GIVEN REQUEST:
Search the material for the string "name", then return every line where it is found.

MATERIAL PROVIDED:
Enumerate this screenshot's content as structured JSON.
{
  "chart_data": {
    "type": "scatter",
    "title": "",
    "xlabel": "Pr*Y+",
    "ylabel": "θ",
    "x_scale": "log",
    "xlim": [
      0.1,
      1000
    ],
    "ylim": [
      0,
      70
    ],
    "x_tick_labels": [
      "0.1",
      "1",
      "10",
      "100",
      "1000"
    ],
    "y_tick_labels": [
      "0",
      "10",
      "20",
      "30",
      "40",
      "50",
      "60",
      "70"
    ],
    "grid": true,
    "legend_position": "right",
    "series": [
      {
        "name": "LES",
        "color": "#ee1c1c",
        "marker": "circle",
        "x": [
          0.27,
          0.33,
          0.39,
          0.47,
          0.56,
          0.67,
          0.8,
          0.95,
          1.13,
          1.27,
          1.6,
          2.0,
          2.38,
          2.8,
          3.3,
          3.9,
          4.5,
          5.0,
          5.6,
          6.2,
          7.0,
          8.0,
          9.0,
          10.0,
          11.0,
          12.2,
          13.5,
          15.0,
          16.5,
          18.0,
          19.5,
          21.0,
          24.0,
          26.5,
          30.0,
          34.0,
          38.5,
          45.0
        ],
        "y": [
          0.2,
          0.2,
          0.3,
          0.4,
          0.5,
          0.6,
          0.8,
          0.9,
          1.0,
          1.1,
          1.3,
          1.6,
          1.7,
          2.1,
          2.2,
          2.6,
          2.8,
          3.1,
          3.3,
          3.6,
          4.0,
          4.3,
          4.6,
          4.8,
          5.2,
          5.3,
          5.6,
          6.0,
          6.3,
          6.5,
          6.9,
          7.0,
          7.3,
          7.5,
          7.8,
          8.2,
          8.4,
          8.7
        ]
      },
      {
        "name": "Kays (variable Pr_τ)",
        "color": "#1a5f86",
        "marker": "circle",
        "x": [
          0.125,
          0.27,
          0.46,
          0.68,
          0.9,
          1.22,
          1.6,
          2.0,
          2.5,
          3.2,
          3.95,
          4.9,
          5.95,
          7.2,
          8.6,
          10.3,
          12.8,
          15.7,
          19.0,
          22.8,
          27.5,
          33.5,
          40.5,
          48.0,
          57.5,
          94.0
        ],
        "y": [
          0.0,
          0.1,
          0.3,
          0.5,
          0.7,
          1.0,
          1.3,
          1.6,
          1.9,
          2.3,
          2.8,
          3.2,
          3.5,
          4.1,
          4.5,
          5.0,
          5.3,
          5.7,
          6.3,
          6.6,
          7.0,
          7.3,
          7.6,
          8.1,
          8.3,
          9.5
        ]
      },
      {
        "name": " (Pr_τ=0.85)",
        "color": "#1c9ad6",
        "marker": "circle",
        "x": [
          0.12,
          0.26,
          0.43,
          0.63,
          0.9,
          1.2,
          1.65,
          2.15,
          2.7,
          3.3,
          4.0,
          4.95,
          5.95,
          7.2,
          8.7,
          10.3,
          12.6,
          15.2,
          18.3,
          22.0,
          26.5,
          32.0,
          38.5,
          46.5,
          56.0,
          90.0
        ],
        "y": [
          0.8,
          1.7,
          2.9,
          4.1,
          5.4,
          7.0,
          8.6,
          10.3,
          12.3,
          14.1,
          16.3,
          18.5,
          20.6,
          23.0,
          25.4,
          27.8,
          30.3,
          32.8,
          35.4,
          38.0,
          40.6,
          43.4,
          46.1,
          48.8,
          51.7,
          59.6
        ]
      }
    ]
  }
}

SOLUTION TO THIS EXERCISE:
        "name": "LES",
        "name": "Kays (variable Pr_τ)",
        "name": " (Pr_τ=0.85)",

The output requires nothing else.